(Figure collection entries)
+---+
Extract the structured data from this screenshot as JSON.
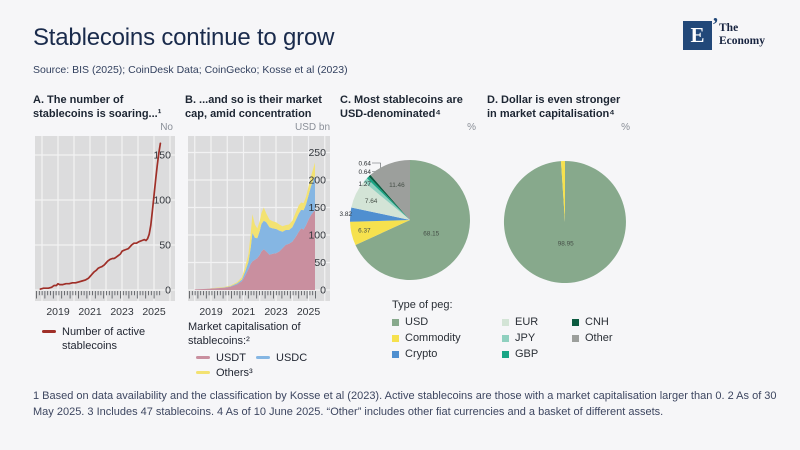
{
  "slide": {
    "title": "Stablecoins continue to grow",
    "source": "Source:  BIS (2025); CoinDesk Data; CoinGecko; Kosse et al (2023)",
    "footnote": "1 Based on data availability and the classification by Kosse et al (2023). Active stablecoins are those with a market capitalisation larger than 0. 2 As of 30 May 2025. 3 Includes 47 stablecoins. 4 As of 10 June 2025. “Other” includes other fiat currencies and a basket of different assets.",
    "logo": {
      "initial": "E",
      "tick_glyph": "’",
      "name_line1": "The",
      "name_line2": "Economy"
    }
  },
  "colors": {
    "background": "#f6f6f8",
    "plot_background": "#dcdcdd",
    "gridline": "#f2f2f3",
    "axis_text": "#33373d",
    "line_red": "#9f2f28",
    "usdt_pink": "#c98f9f",
    "usdc_blue": "#85b6e3",
    "others_yellow": "#f3e272",
    "usd_green": "#87a98c",
    "commodity_yellow": "#f6e14e",
    "crypto_blue": "#4f8fd0",
    "eur_pale": "#d3e4d6",
    "jpy_teal": "#8fd0bf",
    "gbp_green": "#18a585",
    "cnh_darkgreen": "#0c5b40",
    "other_gray": "#9c9f9c"
  },
  "chart_data": [
    {
      "id": "A",
      "type": "line",
      "title_line1": "A. The number of",
      "title_line2": "stablecoins is soaring...¹",
      "unit": "No",
      "x_ticks": [
        2019,
        2021,
        2023,
        2025
      ],
      "y_ticks": [
        0,
        50,
        100,
        150
      ],
      "ylim": [
        0,
        170
      ],
      "xlim": [
        2017.6,
        2025.6
      ],
      "legend": [
        {
          "label_line1": "Number of active",
          "label_line2": "stablecoins",
          "color": "#9f2f28"
        }
      ],
      "series": [
        {
          "name": "Number of active stablecoins",
          "color": "#9f2f28",
          "points": [
            [
              2017.9,
              1
            ],
            [
              2018.1,
              2
            ],
            [
              2018.4,
              2
            ],
            [
              2018.6,
              3
            ],
            [
              2018.75,
              5
            ],
            [
              2018.9,
              5
            ],
            [
              2019.0,
              7
            ],
            [
              2019.1,
              6
            ],
            [
              2019.3,
              6
            ],
            [
              2019.5,
              7
            ],
            [
              2019.7,
              7
            ],
            [
              2019.9,
              8
            ],
            [
              2020.1,
              8
            ],
            [
              2020.3,
              9
            ],
            [
              2020.5,
              10
            ],
            [
              2020.7,
              11
            ],
            [
              2020.9,
              13
            ],
            [
              2021.0,
              15
            ],
            [
              2021.1,
              17
            ],
            [
              2021.25,
              20
            ],
            [
              2021.4,
              22
            ],
            [
              2021.5,
              24
            ],
            [
              2021.6,
              25
            ],
            [
              2021.75,
              26
            ],
            [
              2021.9,
              28
            ],
            [
              2022.0,
              30
            ],
            [
              2022.1,
              32
            ],
            [
              2022.25,
              34
            ],
            [
              2022.4,
              35
            ],
            [
              2022.5,
              35
            ],
            [
              2022.6,
              36
            ],
            [
              2022.75,
              38
            ],
            [
              2022.9,
              40
            ],
            [
              2023.0,
              43
            ],
            [
              2023.1,
              44
            ],
            [
              2023.25,
              45
            ],
            [
              2023.4,
              46
            ],
            [
              2023.5,
              48
            ],
            [
              2023.6,
              50
            ],
            [
              2023.75,
              52
            ],
            [
              2023.9,
              52
            ],
            [
              2024.0,
              53
            ],
            [
              2024.1,
              54
            ],
            [
              2024.25,
              55
            ],
            [
              2024.4,
              56
            ],
            [
              2024.5,
              55
            ],
            [
              2024.6,
              57
            ],
            [
              2024.7,
              62
            ],
            [
              2024.8,
              72
            ],
            [
              2024.9,
              88
            ],
            [
              2025.0,
              105
            ],
            [
              2025.1,
              122
            ],
            [
              2025.2,
              138
            ],
            [
              2025.3,
              152
            ],
            [
              2025.4,
              163
            ]
          ]
        }
      ]
    },
    {
      "id": "B",
      "type": "area-stacked",
      "title_line1": "B. ...and so is their market",
      "title_line2": "cap, amid concentration",
      "unit": "USD bn",
      "x_ticks": [
        2019,
        2021,
        2023,
        2025
      ],
      "y_ticks": [
        0,
        50,
        100,
        150,
        200,
        250
      ],
      "ylim": [
        0,
        300
      ],
      "xlim": [
        2017.6,
        2025.6
      ],
      "legend_title_line1": "Market capitalisation of",
      "legend_title_line2": "stablecoins:²",
      "x": [
        2018.0,
        2018.7,
        2019.3,
        2019.8,
        2020.2,
        2020.6,
        2020.9,
        2021.1,
        2021.3,
        2021.45,
        2021.55,
        2021.7,
        2021.85,
        2022.0,
        2022.1,
        2022.25,
        2022.4,
        2022.6,
        2022.8,
        2023.0,
        2023.2,
        2023.4,
        2023.6,
        2023.8,
        2024.0,
        2024.2,
        2024.4,
        2024.55,
        2024.7,
        2024.85,
        2025.0,
        2025.15,
        2025.3,
        2025.4
      ],
      "series": [
        {
          "name": "USDT",
          "color": "#c98f9f",
          "values": [
            1,
            2,
            3,
            4,
            6,
            10,
            16,
            26,
            38,
            48,
            52,
            55,
            58,
            64,
            70,
            74,
            70,
            64,
            66,
            67,
            70,
            76,
            82,
            84,
            88,
            96,
            106,
            112,
            110,
            118,
            128,
            136,
            142,
            145
          ]
        },
        {
          "name": "USDC",
          "color": "#85b6e3",
          "values": [
            0,
            0,
            0.4,
            0.6,
            1,
            2,
            3,
            7,
            13,
            30,
            52,
            40,
            36,
            44,
            50,
            52,
            53,
            50,
            46,
            44,
            38,
            30,
            27,
            25,
            26,
            30,
            33,
            34,
            35,
            38,
            44,
            52,
            58,
            62
          ]
        },
        {
          "name": "Others³",
          "color": "#f3e272",
          "values": [
            0,
            0,
            0.6,
            0.8,
            1.2,
            2,
            4,
            8,
            14,
            26,
            34,
            24,
            18,
            18,
            20,
            24,
            16,
            14,
            13,
            12,
            11,
            10,
            9,
            10,
            12,
            14,
            15,
            13,
            13,
            14,
            16,
            18,
            22,
            25
          ]
        }
      ]
    },
    {
      "id": "C",
      "type": "pie",
      "title_line1": "C. Most stablecoins are",
      "title_line2": "USD-denominated⁴",
      "unit": "%",
      "slices": [
        {
          "name": "USD",
          "value": 68.15,
          "color": "#87a98c",
          "labeled": true
        },
        {
          "name": "Commodity",
          "value": 6.37,
          "color": "#f6e14e",
          "labeled": true
        },
        {
          "name": "Crypto",
          "value": 3.82,
          "color": "#4f8fd0",
          "labeled": true
        },
        {
          "name": "EUR",
          "value": 7.64,
          "color": "#d3e4d6",
          "labeled": true
        },
        {
          "name": "JPY",
          "value": 1.27,
          "color": "#8fd0bf",
          "labeled": true
        },
        {
          "name": "GBP",
          "value": 0.64,
          "color": "#18a585",
          "labeled": true
        },
        {
          "name": "CNH",
          "value": 0.64,
          "color": "#0c5b40",
          "labeled": true
        },
        {
          "name": "Other",
          "value": 11.46,
          "color": "#9c9f9c",
          "labeled": true
        }
      ]
    },
    {
      "id": "D",
      "type": "pie",
      "title_line1": "D. Dollar is even stronger",
      "title_line2": "in market capitalisation⁴",
      "unit": "%",
      "slices": [
        {
          "name": "USD",
          "value": 98.95,
          "color": "#87a98c",
          "labeled": true
        },
        {
          "name": "Commodity",
          "value": 1.05,
          "color": "#f6e14e",
          "labeled": false
        }
      ]
    }
  ],
  "peg_legend": {
    "title": "Type of peg:",
    "columns": [
      [
        {
          "label": "USD",
          "color": "#87a98c"
        },
        {
          "label": "Commodity",
          "color": "#f6e14e"
        },
        {
          "label": "Crypto",
          "color": "#4f8fd0"
        }
      ],
      [
        {
          "label": "EUR",
          "color": "#d3e4d6"
        },
        {
          "label": "JPY",
          "color": "#8fd0bf"
        },
        {
          "label": "GBP",
          "color": "#18a585"
        }
      ],
      [
        {
          "label": "CNH",
          "color": "#0c5b40"
        },
        {
          "label": "Other",
          "color": "#9c9f9c"
        }
      ]
    ]
  }
}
+---+
## Work instructions
In the material above, how many lines hold the word "Kosse"? Say only the number.

## Result of this exercise
2